DATA FOR THIS EXERCISE:
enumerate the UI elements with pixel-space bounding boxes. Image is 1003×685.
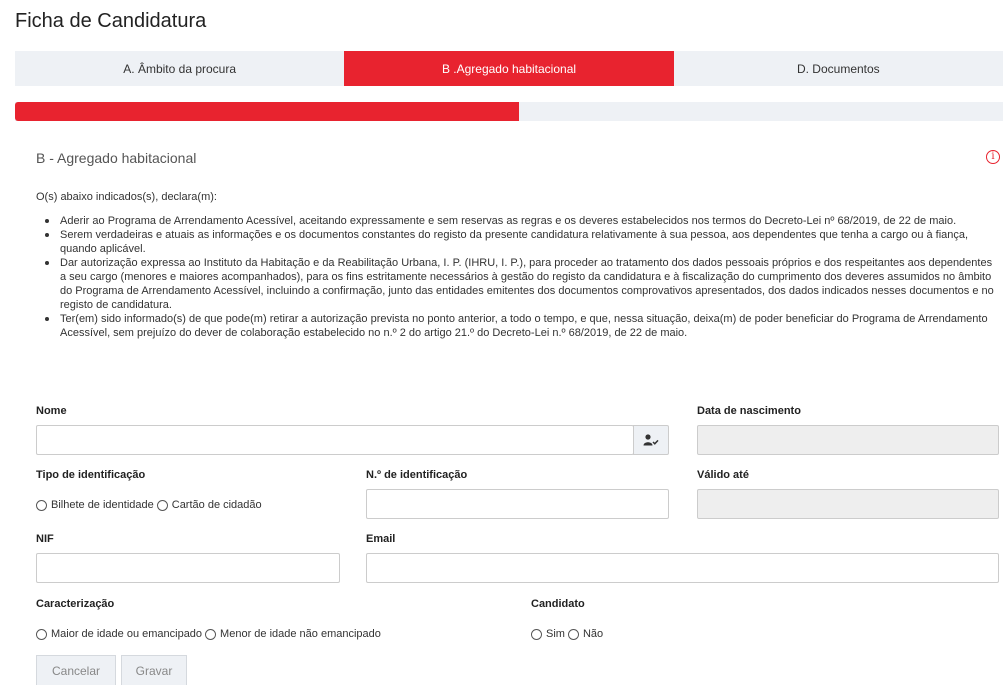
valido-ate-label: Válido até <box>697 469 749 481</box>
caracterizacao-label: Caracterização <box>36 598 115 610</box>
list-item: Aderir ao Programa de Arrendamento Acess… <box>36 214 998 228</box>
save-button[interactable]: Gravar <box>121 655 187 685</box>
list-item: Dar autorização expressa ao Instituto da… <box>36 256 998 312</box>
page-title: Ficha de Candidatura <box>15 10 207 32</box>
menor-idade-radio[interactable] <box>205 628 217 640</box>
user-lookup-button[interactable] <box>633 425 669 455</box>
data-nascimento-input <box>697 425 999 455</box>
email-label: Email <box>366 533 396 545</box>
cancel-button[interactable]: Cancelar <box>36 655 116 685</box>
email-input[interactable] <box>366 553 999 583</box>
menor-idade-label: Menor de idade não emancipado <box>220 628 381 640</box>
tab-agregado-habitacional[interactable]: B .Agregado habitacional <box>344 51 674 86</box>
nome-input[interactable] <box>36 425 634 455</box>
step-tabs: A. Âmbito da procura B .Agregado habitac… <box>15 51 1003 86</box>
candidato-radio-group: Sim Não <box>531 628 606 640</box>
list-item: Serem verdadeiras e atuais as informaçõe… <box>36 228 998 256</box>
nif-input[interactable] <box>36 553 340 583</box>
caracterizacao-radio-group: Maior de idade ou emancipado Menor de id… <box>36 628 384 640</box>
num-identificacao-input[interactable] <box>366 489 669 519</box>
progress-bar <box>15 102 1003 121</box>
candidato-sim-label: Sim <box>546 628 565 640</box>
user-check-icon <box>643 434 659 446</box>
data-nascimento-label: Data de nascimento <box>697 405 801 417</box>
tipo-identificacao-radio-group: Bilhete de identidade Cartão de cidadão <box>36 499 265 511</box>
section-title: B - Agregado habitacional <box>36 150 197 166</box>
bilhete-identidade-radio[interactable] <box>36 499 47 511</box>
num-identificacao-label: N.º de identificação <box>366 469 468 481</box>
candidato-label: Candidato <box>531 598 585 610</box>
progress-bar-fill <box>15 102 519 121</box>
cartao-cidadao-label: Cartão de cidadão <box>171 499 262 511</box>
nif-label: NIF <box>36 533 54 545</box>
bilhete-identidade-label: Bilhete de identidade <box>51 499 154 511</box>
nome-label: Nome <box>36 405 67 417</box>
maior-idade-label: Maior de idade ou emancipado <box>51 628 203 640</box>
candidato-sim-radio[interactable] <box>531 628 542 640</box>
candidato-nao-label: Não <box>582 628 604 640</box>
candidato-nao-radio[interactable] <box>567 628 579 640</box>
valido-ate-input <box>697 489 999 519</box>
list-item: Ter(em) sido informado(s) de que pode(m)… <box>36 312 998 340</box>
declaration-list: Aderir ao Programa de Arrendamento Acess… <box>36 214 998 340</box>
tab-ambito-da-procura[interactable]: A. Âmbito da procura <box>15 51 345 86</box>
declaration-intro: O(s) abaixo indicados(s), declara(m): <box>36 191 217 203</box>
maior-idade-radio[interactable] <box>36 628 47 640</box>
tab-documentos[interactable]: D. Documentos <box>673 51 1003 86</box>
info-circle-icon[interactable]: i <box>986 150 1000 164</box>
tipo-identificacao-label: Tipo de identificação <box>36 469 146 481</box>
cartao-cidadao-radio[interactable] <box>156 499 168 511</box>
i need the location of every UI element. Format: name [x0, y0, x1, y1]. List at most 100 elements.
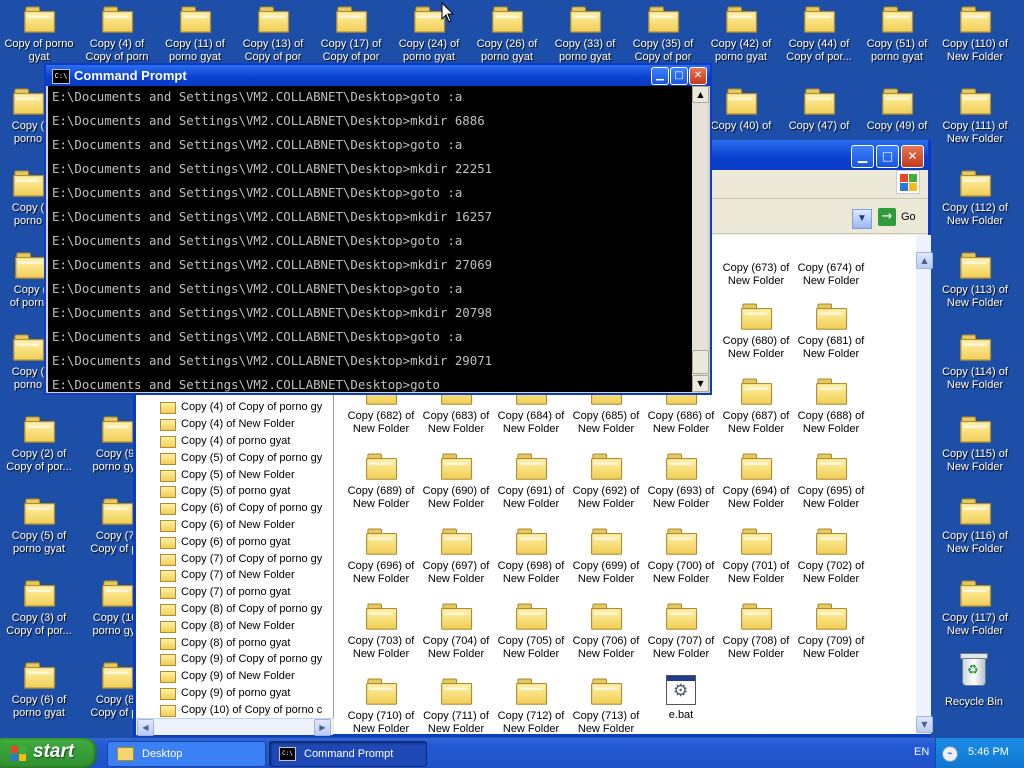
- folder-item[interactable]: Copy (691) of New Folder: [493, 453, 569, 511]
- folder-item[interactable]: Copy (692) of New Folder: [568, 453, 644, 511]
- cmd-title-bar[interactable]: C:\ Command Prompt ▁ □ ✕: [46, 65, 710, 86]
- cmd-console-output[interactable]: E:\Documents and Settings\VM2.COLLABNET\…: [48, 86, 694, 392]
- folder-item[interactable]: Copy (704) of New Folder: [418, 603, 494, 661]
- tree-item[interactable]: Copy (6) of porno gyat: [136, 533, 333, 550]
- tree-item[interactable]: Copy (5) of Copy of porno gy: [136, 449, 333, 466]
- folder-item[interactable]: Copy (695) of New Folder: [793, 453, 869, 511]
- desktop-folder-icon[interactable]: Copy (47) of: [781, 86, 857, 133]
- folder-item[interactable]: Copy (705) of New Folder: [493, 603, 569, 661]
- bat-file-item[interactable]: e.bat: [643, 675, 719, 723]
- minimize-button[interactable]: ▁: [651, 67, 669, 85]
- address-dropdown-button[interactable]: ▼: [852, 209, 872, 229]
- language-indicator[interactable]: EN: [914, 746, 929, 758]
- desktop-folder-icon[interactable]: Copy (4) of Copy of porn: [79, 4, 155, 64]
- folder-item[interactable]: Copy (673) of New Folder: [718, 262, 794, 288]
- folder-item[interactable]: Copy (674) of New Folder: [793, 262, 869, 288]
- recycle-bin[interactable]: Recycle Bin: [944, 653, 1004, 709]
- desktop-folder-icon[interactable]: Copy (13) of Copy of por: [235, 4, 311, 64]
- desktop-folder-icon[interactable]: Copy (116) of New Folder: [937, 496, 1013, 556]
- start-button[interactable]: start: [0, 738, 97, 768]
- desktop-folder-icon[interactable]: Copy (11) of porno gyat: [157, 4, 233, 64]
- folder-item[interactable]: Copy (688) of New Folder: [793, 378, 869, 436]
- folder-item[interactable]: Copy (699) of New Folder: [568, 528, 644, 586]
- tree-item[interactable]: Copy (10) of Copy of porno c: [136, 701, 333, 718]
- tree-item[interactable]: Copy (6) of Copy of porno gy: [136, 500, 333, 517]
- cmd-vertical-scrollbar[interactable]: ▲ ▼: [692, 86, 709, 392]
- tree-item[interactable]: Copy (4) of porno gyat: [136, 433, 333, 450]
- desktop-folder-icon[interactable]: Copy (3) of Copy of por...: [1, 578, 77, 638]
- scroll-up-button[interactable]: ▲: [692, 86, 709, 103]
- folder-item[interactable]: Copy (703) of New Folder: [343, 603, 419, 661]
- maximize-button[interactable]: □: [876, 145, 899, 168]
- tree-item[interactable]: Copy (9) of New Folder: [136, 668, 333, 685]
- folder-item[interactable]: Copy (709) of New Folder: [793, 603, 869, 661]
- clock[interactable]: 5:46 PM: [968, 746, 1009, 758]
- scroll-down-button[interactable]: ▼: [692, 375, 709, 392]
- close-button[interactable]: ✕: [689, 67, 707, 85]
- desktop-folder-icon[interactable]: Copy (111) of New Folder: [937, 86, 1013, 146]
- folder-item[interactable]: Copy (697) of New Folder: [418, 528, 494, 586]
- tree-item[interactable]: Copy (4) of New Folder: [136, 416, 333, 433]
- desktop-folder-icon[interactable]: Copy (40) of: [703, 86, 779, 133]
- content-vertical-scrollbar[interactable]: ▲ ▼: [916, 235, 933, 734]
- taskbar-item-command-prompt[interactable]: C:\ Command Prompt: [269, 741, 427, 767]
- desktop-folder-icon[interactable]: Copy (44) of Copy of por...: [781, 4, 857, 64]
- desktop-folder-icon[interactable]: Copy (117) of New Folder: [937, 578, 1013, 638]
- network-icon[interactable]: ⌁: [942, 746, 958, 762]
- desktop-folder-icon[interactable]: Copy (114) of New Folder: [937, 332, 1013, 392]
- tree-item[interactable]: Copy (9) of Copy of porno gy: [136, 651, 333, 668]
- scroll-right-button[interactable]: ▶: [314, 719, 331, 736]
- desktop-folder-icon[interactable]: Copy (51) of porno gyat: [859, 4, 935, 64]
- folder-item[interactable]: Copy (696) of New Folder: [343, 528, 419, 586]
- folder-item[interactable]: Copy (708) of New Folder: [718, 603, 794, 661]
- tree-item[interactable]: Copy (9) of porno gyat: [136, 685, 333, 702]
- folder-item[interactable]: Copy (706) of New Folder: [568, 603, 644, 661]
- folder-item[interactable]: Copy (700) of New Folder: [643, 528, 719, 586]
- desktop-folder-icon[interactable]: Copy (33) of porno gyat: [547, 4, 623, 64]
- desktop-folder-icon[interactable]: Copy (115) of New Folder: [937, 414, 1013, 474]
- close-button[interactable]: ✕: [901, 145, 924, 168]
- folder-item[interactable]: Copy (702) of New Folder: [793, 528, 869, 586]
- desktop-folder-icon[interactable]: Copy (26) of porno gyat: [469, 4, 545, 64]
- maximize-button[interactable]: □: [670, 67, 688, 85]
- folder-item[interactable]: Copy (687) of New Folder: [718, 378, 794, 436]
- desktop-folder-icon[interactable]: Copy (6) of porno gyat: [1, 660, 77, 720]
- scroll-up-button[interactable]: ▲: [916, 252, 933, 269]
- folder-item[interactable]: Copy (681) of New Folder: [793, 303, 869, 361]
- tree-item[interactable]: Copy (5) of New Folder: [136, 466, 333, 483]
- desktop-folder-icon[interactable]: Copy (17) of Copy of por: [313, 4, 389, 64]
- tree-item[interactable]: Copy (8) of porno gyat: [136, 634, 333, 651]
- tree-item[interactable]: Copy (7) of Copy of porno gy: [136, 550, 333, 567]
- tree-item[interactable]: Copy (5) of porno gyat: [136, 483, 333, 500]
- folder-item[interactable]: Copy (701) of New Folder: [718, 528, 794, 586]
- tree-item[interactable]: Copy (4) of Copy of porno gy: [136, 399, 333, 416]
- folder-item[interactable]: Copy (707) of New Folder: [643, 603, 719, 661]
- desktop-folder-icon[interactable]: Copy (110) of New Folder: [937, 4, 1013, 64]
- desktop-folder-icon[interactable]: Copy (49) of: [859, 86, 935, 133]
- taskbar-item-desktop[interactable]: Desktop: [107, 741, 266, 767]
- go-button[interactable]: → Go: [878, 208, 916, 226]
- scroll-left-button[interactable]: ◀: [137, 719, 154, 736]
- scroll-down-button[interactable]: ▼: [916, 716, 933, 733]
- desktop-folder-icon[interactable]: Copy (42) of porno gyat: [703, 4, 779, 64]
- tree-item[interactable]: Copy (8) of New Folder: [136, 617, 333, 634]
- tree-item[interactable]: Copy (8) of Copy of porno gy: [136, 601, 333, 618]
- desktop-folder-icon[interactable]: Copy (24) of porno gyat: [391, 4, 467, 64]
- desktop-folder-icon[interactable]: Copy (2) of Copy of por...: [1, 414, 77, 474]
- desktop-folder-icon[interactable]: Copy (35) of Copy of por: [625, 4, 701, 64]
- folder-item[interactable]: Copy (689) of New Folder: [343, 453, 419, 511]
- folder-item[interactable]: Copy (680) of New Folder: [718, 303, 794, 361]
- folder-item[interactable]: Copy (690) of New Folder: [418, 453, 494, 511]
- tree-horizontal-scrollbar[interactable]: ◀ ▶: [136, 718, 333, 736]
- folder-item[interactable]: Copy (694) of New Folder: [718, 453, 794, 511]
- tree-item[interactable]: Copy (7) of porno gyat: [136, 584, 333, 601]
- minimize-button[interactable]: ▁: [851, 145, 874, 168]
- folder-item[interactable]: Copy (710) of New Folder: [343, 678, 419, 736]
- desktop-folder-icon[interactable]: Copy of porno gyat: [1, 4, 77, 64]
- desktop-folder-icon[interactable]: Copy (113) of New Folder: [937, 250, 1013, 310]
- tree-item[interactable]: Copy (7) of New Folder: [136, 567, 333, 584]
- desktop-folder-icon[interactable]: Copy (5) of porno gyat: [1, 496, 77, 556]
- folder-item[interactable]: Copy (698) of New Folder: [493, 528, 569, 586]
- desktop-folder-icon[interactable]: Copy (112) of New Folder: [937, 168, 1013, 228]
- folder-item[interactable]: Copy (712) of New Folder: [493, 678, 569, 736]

WHAT IS EXPECTED:
Please copy out, word for word, the lines of the listing above between the lines holding "valido-ate-label: Válido até" and "bilhete-identidade-radio[interactable] <box>36 499", inclusive.

EXERCISE ANSWER:
valido-ate-label: Válido até <box>697 469 749 481</box>
caracterizacao-label: Caracterização <box>36 598 115 610</box>
list-item: Aderir ao Programa de Arrendamento Acess… <box>36 214 998 228</box>
save-button[interactable]: Gravar <box>121 655 187 685</box>
list-item: Dar autorização expressa ao Instituto da… <box>36 256 998 312</box>
page-title: Ficha de Candidatura <box>15 10 207 32</box>
menor-idade-radio[interactable] <box>205 628 217 640</box>
user-lookup-button[interactable] <box>633 425 669 455</box>
data-nascimento-input <box>697 425 999 455</box>
email-label: Email <box>366 533 396 545</box>
cancel-button[interactable]: Cancelar <box>36 655 116 685</box>
email-input[interactable] <box>366 553 999 583</box>
menor-idade-label: Menor de idade não emancipado <box>220 628 381 640</box>
tab-agregado-habitacional[interactable]: B .Agregado habitacional <box>344 51 674 86</box>
nome-input[interactable] <box>36 425 634 455</box>
step-tabs: A. Âmbito da procura B .Agregado habitac… <box>15 51 1003 86</box>
candidato-radio-group: Sim Não <box>531 628 606 640</box>
list-item: Serem verdadeiras e atuais as informaçõe… <box>36 228 998 256</box>
nif-input[interactable] <box>36 553 340 583</box>
caracterizacao-radio-group: Maior de idade ou emancipado Menor de id… <box>36 628 384 640</box>
num-identificacao-input[interactable] <box>366 489 669 519</box>
progress-bar <box>15 102 1003 121</box>
candidato-sim-label: Sim <box>546 628 565 640</box>
user-check-icon <box>643 434 659 446</box>
data-nascimento-label: Data de nascimento <box>697 405 801 417</box>
tipo-identificacao-radio-group: Bilhete de identidade Cartão de cidadão <box>36 499 265 511</box>
section-title: B - Agregado habitacional <box>36 150 197 166</box>
bilhete-identidade-radio[interactable] <box>36 499 47 511</box>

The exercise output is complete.